ZIEL DER ÜBUNG
Übertrage den Satz „Geht das nicht, dass nur die Seite geladen wird, die aufgerufen wird.“ aus dem Forumsthread über Menü und Inhaltsbereich ins Englische.

== AUSGEWÄHLTER TEXT ==

# Menü links und rechts datei öffnen im body



## thehasso (6. Dezember 2010)

Hallo zusammen,


Kann mir jemand sagen, wie das nochmal funktioniert wenn man links eine Menü hat und möchte das sich im Body eine Datei öffnet.


Hab total vergessen wie das geht...hab nämlich eine Template in dem ich links ein Menü gemacht hab und in der Mitte soll sich dann die Datei immer öffnen. Aus dem grund damit nicht immer die komplette Seite lädt.


Danke

Gruß


----------



## Halpha (7. Dezember 2010)

erstmal natürlich das template basteln und dann brauchst du z.b php um das zu realisieren.

In PHP kannst du dann z.b eine switch case verwenden die bei einem bestimmten Link auf eine bestimmte Seite zeigt:

deinedomain.de/index.html?site=gb

Jetzt zeigt  $_GET[site] auf gb.

Das kannst du jetzt in deinem body einbauen


```
switch ($_GET[site]) {
	case gb:
		include(gb.php);
		break;

	default:
		include(index.php);
}
```

rein mit html müsstest immer deinen ganzen aufbau in die datei schreiben.


----------



## hasssoo (7. Dezember 2010)

nach dieser Variante würde die Komplette seite jedoch laden.

Geht das nicht, dass nur die Seite geladen wird, die aufgerufen wird.


----------



## Halpha (8. Dezember 2010)

verstehst mich falsch in der Index hast du den ganzen Aufbau 

```
<html>
<Head>
<Head>
<body>
<DIV id=naiv>
naviinhalt
</DIV>
<DIV id=inhalt>
hier kommt der include
</DIV>
```

in der gb.php würde jetzt nur z.b <p>Test<\p> stehen


----------

===
== BEREITGESTELLTE DATEN ==

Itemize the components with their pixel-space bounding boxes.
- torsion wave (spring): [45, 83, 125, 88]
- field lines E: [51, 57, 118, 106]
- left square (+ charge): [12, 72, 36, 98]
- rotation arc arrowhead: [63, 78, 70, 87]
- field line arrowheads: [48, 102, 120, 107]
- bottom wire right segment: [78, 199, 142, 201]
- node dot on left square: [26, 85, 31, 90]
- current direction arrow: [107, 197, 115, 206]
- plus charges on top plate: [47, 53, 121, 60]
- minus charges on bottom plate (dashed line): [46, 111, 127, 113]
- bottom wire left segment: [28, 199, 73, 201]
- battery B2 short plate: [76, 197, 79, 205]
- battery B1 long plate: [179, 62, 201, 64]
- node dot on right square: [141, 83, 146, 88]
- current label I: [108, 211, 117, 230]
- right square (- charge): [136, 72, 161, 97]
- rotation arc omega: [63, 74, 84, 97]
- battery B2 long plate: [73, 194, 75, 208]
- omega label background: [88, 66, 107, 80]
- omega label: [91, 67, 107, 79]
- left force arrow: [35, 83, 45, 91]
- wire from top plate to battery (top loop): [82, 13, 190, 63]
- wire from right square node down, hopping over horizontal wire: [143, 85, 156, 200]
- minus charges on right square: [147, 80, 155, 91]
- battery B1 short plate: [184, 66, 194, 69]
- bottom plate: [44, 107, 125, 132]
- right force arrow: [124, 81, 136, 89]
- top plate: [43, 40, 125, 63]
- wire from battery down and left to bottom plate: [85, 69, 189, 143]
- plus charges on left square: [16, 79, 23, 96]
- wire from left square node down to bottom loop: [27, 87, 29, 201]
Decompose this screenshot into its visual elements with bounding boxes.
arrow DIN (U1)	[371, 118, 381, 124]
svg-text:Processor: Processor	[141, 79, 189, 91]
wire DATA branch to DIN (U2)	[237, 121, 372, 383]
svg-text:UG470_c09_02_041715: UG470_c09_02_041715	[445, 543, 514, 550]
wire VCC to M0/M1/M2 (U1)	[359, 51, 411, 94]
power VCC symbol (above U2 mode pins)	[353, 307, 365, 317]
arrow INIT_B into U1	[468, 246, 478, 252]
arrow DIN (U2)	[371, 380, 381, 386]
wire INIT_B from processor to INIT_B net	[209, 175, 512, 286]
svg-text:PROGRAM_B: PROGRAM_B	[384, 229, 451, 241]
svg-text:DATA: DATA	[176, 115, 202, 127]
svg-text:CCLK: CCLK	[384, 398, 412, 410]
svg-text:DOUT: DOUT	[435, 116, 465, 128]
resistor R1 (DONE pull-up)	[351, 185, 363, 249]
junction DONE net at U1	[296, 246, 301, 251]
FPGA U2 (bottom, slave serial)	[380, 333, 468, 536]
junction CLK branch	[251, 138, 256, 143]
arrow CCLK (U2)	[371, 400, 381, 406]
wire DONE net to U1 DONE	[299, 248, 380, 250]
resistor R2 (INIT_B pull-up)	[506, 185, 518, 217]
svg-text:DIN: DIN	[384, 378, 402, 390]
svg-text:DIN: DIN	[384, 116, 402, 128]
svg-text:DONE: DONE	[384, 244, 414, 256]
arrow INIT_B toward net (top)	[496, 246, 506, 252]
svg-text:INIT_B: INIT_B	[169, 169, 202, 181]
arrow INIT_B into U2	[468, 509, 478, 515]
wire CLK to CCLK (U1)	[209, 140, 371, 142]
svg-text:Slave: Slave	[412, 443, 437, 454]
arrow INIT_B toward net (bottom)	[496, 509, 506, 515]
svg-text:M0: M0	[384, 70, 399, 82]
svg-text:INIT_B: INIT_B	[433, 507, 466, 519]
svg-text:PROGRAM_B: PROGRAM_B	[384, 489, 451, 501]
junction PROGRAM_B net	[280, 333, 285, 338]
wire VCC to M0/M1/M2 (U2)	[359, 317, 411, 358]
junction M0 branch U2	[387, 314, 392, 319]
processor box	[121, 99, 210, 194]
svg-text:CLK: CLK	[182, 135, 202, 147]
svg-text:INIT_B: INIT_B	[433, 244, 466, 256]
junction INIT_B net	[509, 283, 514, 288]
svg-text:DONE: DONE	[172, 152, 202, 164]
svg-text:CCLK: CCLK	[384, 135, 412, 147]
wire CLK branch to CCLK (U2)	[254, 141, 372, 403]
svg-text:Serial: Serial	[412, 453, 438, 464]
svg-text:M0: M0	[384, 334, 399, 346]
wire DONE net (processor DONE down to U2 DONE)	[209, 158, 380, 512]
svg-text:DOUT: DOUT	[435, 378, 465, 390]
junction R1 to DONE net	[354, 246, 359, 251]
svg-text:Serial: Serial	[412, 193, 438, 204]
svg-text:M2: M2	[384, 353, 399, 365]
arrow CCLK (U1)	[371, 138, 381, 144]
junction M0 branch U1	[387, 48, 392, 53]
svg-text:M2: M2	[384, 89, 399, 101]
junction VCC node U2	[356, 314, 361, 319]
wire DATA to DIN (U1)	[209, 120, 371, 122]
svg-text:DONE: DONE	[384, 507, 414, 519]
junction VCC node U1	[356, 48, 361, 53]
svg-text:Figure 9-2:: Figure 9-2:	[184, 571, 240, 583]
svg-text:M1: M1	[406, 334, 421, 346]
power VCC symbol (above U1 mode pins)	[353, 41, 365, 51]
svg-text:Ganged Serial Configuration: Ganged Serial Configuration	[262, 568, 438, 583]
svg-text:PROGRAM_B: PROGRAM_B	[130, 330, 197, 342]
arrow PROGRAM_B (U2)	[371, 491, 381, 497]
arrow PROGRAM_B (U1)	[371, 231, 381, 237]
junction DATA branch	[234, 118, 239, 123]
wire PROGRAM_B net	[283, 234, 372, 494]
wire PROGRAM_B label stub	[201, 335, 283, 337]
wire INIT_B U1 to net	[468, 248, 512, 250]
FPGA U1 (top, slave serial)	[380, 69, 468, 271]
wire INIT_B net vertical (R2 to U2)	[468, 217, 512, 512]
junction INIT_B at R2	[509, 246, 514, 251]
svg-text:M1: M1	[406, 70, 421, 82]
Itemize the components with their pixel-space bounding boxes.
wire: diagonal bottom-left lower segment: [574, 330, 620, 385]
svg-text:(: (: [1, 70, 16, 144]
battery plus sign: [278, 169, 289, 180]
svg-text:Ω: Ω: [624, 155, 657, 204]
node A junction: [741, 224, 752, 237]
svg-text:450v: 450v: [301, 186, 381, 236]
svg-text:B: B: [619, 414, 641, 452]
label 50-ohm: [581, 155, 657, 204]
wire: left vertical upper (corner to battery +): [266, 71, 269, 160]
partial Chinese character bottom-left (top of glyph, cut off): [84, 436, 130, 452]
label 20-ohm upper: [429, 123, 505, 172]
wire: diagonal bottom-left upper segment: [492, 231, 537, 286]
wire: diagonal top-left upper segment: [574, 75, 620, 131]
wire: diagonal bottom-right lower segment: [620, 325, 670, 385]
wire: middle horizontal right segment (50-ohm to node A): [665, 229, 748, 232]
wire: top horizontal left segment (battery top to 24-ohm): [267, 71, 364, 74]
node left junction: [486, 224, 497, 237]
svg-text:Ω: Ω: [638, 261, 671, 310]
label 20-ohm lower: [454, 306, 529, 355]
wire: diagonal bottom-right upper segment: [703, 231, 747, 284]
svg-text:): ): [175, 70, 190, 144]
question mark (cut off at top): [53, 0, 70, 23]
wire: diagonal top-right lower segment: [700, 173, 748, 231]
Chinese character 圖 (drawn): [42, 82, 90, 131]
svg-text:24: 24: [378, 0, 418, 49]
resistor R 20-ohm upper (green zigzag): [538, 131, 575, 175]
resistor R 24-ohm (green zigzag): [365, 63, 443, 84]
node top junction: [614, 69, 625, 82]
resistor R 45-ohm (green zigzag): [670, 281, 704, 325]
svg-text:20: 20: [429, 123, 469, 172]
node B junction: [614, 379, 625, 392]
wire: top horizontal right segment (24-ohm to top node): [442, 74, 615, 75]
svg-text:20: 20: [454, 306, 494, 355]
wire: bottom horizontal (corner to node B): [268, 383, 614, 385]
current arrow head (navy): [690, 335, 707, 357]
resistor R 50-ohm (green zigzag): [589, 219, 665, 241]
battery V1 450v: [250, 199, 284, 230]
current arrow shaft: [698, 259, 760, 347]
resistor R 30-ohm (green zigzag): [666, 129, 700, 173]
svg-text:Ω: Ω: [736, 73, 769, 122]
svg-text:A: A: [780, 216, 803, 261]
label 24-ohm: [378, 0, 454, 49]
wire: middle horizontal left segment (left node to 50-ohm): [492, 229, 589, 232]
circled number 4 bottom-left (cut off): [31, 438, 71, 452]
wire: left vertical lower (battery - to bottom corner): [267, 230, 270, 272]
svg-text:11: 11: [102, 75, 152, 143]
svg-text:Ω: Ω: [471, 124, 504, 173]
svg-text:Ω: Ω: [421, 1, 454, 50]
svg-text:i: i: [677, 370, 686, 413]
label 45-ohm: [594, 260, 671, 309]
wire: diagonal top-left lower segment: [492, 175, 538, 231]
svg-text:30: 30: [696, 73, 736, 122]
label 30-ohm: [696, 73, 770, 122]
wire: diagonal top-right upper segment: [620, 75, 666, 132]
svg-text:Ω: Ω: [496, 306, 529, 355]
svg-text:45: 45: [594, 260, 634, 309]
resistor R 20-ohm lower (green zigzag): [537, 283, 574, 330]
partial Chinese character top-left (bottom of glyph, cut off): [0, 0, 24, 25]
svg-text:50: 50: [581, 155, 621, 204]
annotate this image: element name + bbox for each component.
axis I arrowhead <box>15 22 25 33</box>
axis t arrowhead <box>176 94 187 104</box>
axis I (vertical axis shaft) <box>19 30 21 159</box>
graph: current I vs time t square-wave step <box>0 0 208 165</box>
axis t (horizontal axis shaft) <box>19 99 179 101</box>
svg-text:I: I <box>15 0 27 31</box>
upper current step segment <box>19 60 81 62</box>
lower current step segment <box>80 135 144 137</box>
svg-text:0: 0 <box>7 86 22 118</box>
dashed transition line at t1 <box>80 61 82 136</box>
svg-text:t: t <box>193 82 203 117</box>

===

LÖSUNG DER AUFGABE
Isn't it possible for only the page that is requested to be loaded?